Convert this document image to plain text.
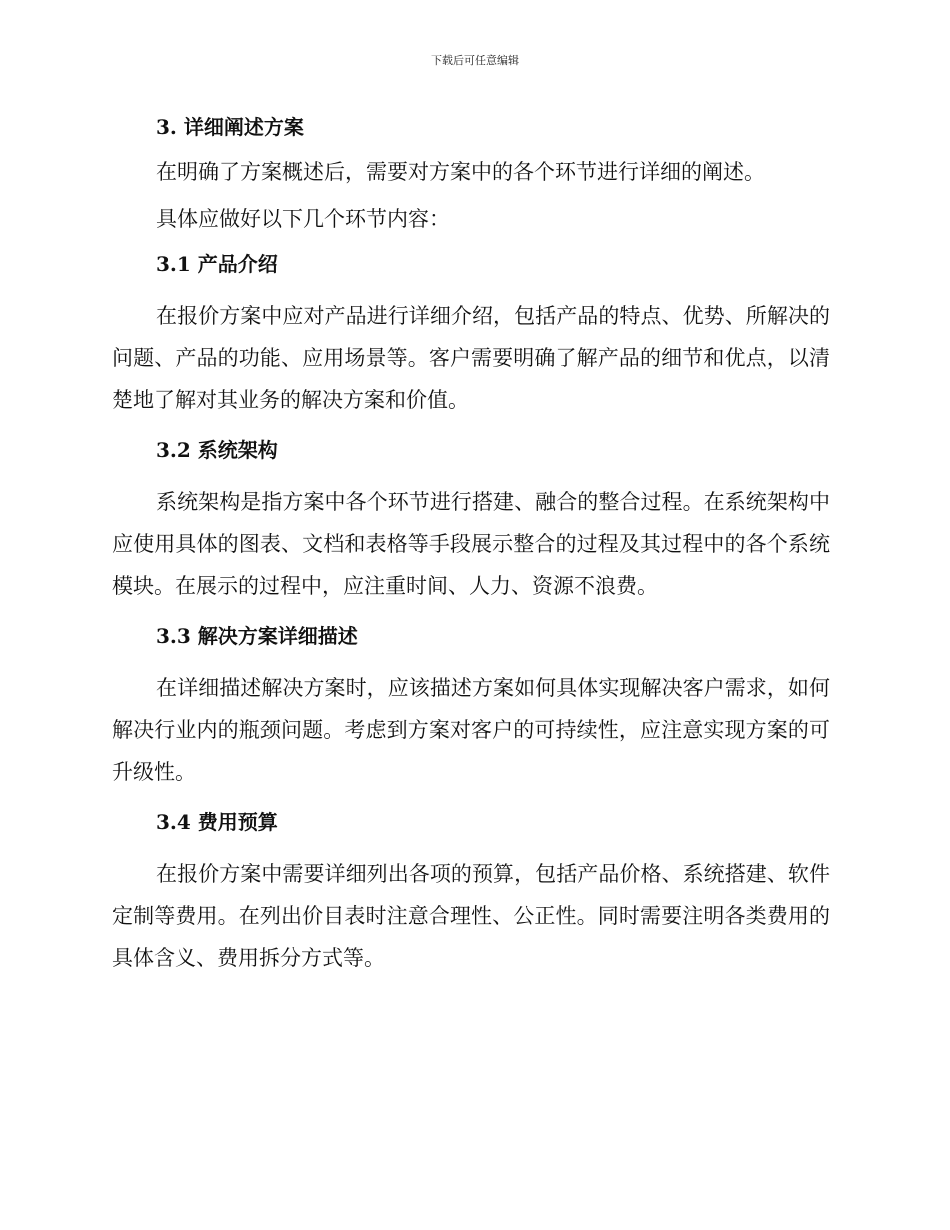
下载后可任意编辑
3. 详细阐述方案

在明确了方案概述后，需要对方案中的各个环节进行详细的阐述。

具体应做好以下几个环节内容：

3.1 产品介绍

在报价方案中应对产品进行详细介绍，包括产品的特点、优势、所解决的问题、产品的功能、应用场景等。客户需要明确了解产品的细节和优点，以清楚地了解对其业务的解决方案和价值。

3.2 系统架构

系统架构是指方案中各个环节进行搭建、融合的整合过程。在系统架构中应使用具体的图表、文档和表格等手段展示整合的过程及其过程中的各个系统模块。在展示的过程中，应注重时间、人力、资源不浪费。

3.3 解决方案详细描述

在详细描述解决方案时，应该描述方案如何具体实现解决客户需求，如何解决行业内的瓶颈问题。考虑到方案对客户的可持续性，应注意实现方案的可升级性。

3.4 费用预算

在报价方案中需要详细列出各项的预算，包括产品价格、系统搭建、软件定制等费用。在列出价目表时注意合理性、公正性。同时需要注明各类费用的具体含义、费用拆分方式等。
--
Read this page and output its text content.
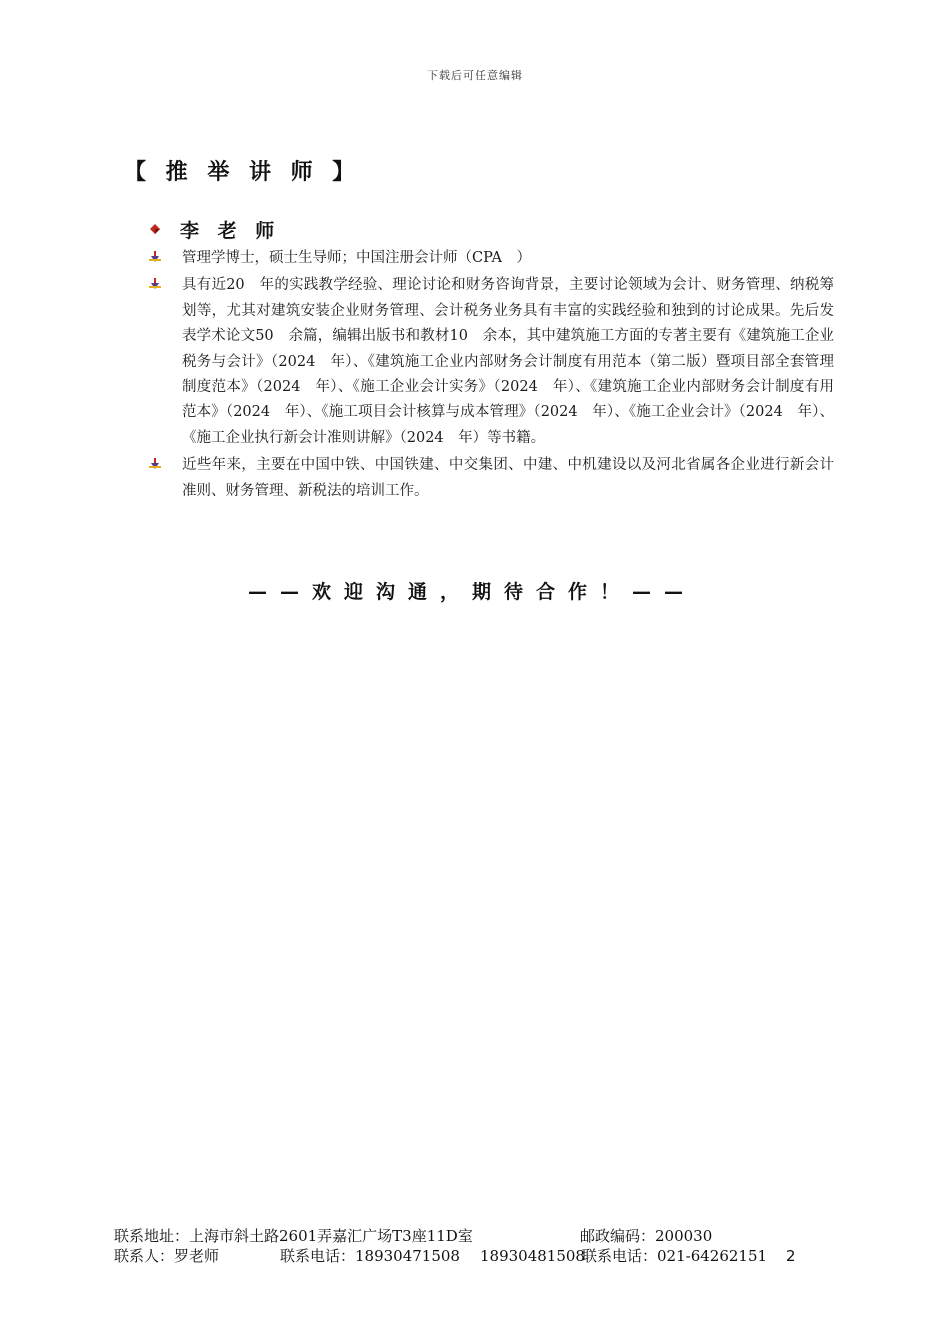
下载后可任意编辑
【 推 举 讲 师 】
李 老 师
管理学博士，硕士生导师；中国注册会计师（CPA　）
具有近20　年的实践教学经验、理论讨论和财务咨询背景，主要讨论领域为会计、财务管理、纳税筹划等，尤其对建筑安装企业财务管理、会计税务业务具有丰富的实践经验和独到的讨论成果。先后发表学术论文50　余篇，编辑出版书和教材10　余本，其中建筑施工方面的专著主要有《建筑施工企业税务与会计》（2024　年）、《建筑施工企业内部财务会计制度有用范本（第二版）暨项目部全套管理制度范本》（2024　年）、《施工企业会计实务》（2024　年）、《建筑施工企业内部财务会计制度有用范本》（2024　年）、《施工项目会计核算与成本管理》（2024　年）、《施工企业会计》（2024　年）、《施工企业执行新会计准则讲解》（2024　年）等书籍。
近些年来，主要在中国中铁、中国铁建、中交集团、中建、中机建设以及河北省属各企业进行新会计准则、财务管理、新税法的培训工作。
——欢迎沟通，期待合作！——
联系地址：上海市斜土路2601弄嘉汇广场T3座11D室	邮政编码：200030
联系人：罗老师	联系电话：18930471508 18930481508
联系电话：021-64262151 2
--
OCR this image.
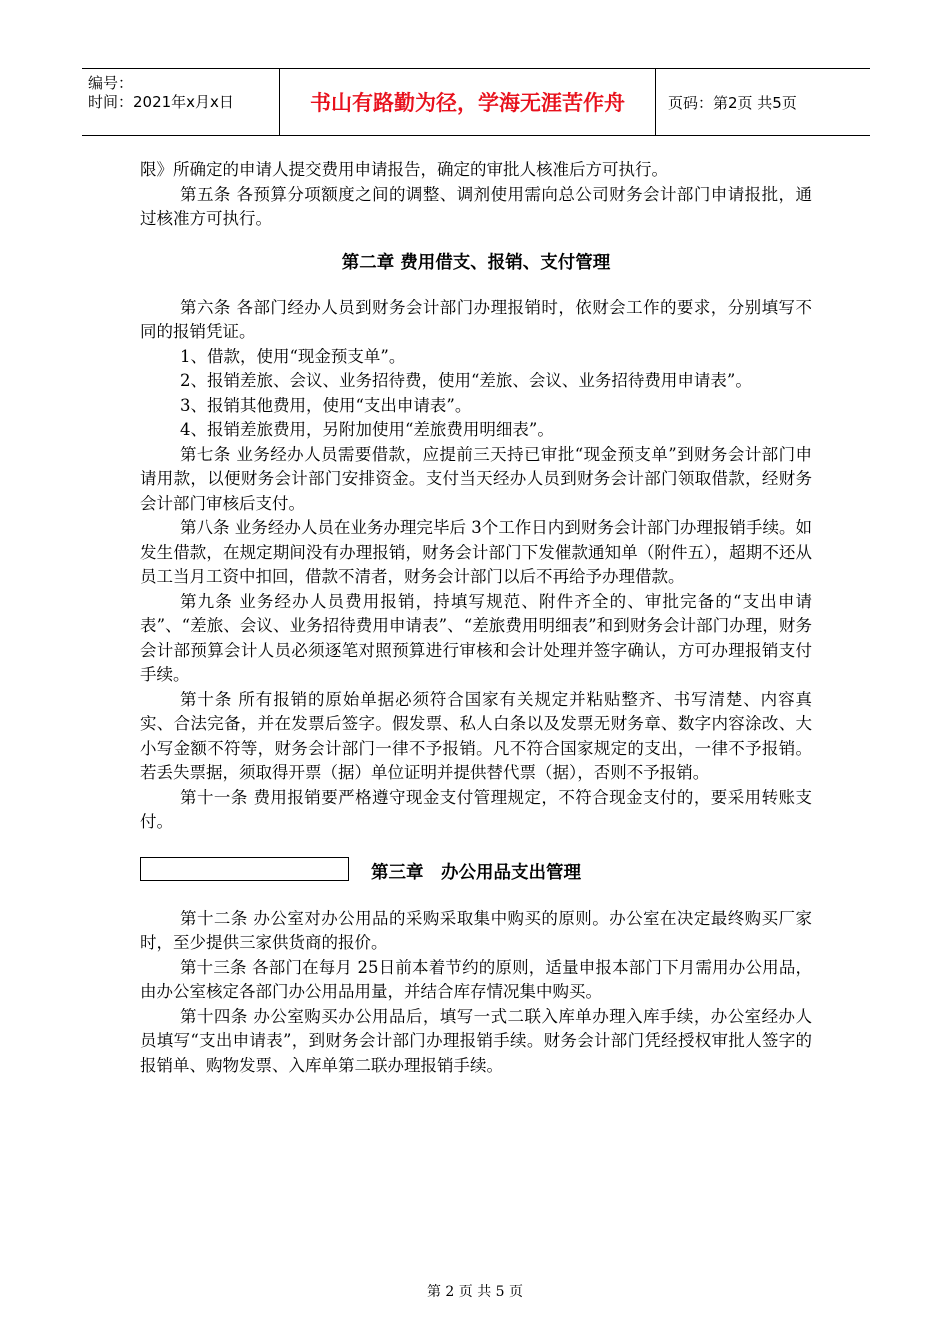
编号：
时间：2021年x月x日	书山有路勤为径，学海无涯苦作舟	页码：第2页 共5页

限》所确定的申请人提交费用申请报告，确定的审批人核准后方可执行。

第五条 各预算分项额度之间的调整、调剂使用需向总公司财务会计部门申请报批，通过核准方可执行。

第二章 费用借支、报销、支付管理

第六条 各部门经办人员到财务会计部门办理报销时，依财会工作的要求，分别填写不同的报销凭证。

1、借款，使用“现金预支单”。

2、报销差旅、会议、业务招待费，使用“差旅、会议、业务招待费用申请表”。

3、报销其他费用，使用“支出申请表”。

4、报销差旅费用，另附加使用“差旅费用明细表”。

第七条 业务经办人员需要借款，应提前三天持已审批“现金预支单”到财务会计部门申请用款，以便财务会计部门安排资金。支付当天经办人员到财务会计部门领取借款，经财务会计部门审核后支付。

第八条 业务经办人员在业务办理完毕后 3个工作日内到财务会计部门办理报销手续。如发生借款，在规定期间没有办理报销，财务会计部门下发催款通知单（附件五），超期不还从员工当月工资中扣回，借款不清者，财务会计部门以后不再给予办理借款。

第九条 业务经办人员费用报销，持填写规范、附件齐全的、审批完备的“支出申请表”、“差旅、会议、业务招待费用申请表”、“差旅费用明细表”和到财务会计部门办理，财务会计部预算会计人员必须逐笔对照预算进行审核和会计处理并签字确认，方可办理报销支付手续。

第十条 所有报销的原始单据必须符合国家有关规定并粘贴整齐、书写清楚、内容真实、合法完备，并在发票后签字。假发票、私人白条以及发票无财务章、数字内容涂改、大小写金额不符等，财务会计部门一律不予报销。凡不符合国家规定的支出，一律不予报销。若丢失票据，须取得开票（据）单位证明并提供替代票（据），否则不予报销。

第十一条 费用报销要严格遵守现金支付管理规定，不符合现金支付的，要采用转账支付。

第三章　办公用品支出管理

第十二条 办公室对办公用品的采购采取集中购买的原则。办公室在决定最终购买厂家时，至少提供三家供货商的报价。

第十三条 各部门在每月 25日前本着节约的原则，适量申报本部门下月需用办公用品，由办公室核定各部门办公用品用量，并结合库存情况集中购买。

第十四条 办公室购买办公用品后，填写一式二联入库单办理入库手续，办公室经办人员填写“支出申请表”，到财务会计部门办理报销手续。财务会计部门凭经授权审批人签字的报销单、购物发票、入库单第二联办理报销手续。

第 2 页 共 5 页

» **Task description**: For each line above that contains the word "业务招待费用申请表", copy that line.

» **Written answer**:
2、报销差旅、会议、业务招待费，使用“差旅、会议、业务招待费用申请表”。
第九条 业务经办人员费用报销，持填写规范、附件齐全的、审批完备的“支出申请表”、“差旅、会议、业务招待费用申请表”、“差旅费用明细表”和到财务会计部门办理，财务会计部预算会计人员必须逐笔对照预算进行审核和会计处理并签字确认，方可办理报销支付手续。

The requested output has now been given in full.